### What is needed
Copy the data precisely, keeping every character.

### Dataset
## Begin

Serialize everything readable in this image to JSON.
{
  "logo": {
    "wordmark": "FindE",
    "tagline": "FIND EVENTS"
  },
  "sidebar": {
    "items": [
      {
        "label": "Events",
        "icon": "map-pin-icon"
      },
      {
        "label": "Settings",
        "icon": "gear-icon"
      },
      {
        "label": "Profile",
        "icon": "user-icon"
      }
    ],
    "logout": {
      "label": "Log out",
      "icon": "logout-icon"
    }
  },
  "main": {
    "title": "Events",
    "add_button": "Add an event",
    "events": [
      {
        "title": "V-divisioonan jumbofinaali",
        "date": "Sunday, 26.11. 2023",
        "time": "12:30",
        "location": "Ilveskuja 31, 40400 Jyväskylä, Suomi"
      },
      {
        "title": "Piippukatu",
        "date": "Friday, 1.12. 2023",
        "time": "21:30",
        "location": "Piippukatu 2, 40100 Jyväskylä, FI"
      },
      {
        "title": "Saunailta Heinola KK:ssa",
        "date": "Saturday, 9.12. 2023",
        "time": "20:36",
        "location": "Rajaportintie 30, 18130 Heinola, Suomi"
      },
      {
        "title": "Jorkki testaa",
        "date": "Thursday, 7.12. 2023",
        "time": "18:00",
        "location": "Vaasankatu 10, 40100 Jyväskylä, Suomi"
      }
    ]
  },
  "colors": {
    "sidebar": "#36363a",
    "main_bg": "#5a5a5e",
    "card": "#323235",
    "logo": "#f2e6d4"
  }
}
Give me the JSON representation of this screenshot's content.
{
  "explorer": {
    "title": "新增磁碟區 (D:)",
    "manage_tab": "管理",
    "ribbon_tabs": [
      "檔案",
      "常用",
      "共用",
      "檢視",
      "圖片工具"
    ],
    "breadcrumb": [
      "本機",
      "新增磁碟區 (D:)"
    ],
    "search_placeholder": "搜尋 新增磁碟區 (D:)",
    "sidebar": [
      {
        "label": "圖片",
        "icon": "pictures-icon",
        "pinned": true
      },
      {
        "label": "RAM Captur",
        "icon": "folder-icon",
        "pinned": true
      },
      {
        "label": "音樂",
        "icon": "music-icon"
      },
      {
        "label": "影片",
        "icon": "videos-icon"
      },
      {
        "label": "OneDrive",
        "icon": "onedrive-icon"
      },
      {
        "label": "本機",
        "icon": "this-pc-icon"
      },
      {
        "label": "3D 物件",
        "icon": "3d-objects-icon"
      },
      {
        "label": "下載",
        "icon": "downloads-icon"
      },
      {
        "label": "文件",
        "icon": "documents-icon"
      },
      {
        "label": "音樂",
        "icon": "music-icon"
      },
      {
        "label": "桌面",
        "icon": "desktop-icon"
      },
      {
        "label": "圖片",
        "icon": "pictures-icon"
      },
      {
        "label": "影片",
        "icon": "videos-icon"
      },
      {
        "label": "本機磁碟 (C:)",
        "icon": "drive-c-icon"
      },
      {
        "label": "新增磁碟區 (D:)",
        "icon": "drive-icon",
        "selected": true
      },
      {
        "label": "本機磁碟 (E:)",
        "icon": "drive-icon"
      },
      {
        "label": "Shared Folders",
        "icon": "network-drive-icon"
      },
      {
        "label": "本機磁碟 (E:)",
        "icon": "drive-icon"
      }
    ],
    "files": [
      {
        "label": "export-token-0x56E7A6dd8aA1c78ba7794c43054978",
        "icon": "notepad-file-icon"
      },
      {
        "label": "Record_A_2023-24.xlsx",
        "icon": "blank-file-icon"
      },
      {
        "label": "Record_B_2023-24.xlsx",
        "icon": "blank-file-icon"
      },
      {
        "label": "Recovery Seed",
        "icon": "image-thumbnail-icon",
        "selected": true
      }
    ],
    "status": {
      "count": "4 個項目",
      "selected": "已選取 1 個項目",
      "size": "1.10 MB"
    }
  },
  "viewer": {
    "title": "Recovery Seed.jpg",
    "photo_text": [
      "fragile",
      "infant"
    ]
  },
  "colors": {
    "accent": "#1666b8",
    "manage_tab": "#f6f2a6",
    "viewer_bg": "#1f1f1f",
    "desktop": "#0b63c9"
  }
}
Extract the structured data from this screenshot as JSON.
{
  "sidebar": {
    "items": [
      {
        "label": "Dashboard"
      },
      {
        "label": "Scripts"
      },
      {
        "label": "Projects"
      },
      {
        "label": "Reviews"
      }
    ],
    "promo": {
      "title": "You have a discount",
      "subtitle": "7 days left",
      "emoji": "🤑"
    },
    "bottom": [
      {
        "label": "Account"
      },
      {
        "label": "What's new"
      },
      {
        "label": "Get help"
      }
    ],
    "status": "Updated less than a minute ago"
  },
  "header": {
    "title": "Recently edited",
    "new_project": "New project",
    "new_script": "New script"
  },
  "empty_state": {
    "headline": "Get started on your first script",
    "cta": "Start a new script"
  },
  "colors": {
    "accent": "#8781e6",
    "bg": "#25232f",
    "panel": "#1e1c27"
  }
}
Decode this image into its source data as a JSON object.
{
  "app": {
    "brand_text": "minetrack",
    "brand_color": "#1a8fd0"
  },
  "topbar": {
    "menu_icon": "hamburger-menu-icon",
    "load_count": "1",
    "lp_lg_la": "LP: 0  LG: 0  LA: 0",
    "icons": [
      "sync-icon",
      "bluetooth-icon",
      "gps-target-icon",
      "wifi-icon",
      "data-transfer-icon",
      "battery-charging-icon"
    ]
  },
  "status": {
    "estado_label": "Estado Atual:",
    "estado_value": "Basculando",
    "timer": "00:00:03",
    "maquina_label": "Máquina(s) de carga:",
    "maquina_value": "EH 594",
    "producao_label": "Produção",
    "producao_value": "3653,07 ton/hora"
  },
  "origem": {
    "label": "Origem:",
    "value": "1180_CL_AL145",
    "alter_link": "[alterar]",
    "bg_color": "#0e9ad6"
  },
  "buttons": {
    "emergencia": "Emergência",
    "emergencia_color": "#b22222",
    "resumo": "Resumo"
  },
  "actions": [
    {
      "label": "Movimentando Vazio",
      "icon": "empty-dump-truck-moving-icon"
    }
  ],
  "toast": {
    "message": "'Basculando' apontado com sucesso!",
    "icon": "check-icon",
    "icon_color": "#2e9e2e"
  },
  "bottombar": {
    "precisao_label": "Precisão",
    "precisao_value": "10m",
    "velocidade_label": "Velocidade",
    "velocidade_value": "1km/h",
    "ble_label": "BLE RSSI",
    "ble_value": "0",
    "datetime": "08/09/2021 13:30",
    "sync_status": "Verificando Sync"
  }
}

## End

### Answer for this exercise
Serialize everything readable in this image to JSON.
{
  "logo": {
    "wordmark": "FindE",
    "tagline": "FIND EVENTS"
  },
  "sidebar": {
    "items": [
      {
        "label": "Events",
        "icon": "map-pin-icon"
      },
      {
        "label": "Settings",
        "icon": "gear-icon"
      },
      {
        "label": "Profile",
        "icon": "user-icon"
      }
    ],
    "logout": {
      "label": "Log out",
      "icon": "logout-icon"
    }
  },
  "main": {
    "title": "Events",
    "add_button": "Add an event",
    "events": [
      {
        "title": "V-divisioonan jumbofinaali",
        "date": "Sunday, 26.11. 2023",
        "time": "12:30",
        "location": "Ilveskuja 31, 40400 Jyväskylä, Suomi"
      },
      {
        "title": "Piippukatu",
        "date": "Friday, 1.12. 2023",
        "time": "21:30",
        "location": "Piippukatu 2, 40100 Jyväskylä, FI"
      },
      {
        "title": "Saunailta Heinola KK:ssa",
        "date": "Saturday, 9.12. 2023",
        "time": "20:36",
        "location": "Rajaportintie 30, 18130 Heinola, Suomi"
      },
      {
        "title": "Jorkki testaa",
        "date": "Thursday, 7.12. 2023",
        "time": "18:00",
        "location": "Vaasankatu 10, 40100 Jyväskylä, Suomi"
      }
    ]
  },
  "colors": {
    "sidebar": "#36363a",
    "main_bg": "#5a5a5e",
    "card": "#323235",
    "logo": "#f2e6d4"
  }
}
Give me the JSON representation of this screenshot's content.
{
  "explorer": {
    "title": "新增磁碟區 (D:)",
    "manage_tab": "管理",
    "ribbon_tabs": [
      "檔案",
      "常用",
      "共用",
      "檢視",
      "圖片工具"
    ],
    "breadcrumb": [
      "本機",
      "新增磁碟區 (D:)"
    ],
    "search_placeholder": "搜尋 新增磁碟區 (D:)",
    "sidebar": [
      {
        "label": "圖片",
        "icon": "pictures-icon",
        "pinned": true
      },
      {
        "label": "RAM Captur",
        "icon": "folder-icon",
        "pinned": true
      },
      {
        "label": "音樂",
        "icon": "music-icon"
      },
      {
        "label": "影片",
        "icon": "videos-icon"
      },
      {
        "label": "OneDrive",
        "icon": "onedrive-icon"
      },
      {
        "label": "本機",
        "icon": "this-pc-icon"
      },
      {
        "label": "3D 物件",
        "icon": "3d-objects-icon"
      },
      {
        "label": "下載",
        "icon": "downloads-icon"
      },
      {
        "label": "文件",
        "icon": "documents-icon"
      },
      {
        "label": "音樂",
        "icon": "music-icon"
      },
      {
        "label": "桌面",
        "icon": "desktop-icon"
      },
      {
        "label": "圖片",
        "icon": "pictures-icon"
      },
      {
        "label": "影片",
        "icon": "videos-icon"
      },
      {
        "label": "本機磁碟 (C:)",
        "icon": "drive-c-icon"
      },
      {
        "label": "新增磁碟區 (D:)",
        "icon": "drive-icon",
        "selected": true
      },
      {
        "label": "本機磁碟 (E:)",
        "icon": "drive-icon"
      },
      {
        "label": "Shared Folders",
        "icon": "network-drive-icon"
      },
      {
        "label": "本機磁碟 (E:)",
        "icon": "drive-icon"
      }
    ],
    "files": [
      {
        "label": "export-token-0x56E7A6dd8aA1c78ba7794c43054978",
        "icon": "notepad-file-icon"
      },
      {
        "label": "Record_A_2023-24.xlsx",
        "icon": "blank-file-icon"
      },
      {
        "label": "Record_B_2023-24.xlsx",
        "icon": "blank-file-icon"
      },
      {
        "label": "Recovery Seed",
        "icon": "image-thumbnail-icon",
        "selected": true
      }
    ],
    "status": {
      "count": "4 個項目",
      "selected": "已選取 1 個項目",
      "size": "1.10 MB"
    }
  },
  "viewer": {
    "title": "Recovery Seed.jpg",
    "photo_text": [
      "fragile",
      "infant"
    ]
  },
  "colors": {
    "accent": "#1666b8",
    "manage_tab": "#f6f2a6",
    "viewer_bg": "#1f1f1f",
    "desktop": "#0b63c9"
  }
}
Extract the structured data from this screenshot as JSON.
{
  "sidebar": {
    "items": [
      {
        "label": "Dashboard"
      },
      {
        "label": "Scripts"
      },
      {
        "label": "Projects"
      },
      {
        "label": "Reviews"
      }
    ],
    "promo": {
      "title": "You have a discount",
      "subtitle": "7 days left",
      "emoji": "🤑"
    },
    "bottom": [
      {
        "label": "Account"
      },
      {
        "label": "What's new"
      },
      {
        "label": "Get help"
      }
    ],
    "status": "Updated less than a minute ago"
  },
  "header": {
    "title": "Recently edited",
    "new_project": "New project",
    "new_script": "New script"
  },
  "empty_state": {
    "headline": "Get started on your first script",
    "cta": "Start a new script"
  },
  "colors": {
    "accent": "#8781e6",
    "bg": "#25232f",
    "panel": "#1e1c27"
  }
}
Decode this image into its source data as a JSON object.
{
  "app": {
    "brand_text": "minetrack",
    "brand_color": "#1a8fd0"
  },
  "topbar": {
    "menu_icon": "hamburger-menu-icon",
    "load_count": "1",
    "lp_lg_la": "LP: 0  LG: 0  LA: 0",
    "icons": [
      "sync-icon",
      "bluetooth-icon",
      "gps-target-icon",
      "wifi-icon",
      "data-transfer-icon",
      "battery-charging-icon"
    ]
  },
  "status": {
    "estado_label": "Estado Atual:",
    "estado_value": "Basculando",
    "timer": "00:00:03",
    "maquina_label": "Máquina(s) de carga:",
    "maquina_value": "EH 594",
    "producao_label": "Produção",
    "producao_value": "3653,07 ton/hora"
  },
  "origem": {
    "label": "Origem:",
    "value": "1180_CL_AL145",
    "alter_link": "[alterar]",
    "bg_color": "#0e9ad6"
  },
  "buttons": {
    "emergencia": "Emergência",
    "emergencia_color": "#b22222",
    "resumo": "Resumo"
  },
  "actions": [
    {
      "label": "Movimentando Vazio",
      "icon": "empty-dump-truck-moving-icon"
    }
  ],
  "toast": {
    "message": "'Basculando' apontado com sucesso!",
    "icon": "check-icon",
    "icon_color": "#2e9e2e"
  },
  "bottombar": {
    "precisao_label": "Precisão",
    "precisao_value": "10m",
    "velocidade_label": "Velocidade",
    "velocidade_value": "1km/h",
    "ble_label": "BLE RSSI",
    "ble_value": "0",
    "datetime": "08/09/2021 13:30",
    "sync_status": "Verificando Sync"
  }
}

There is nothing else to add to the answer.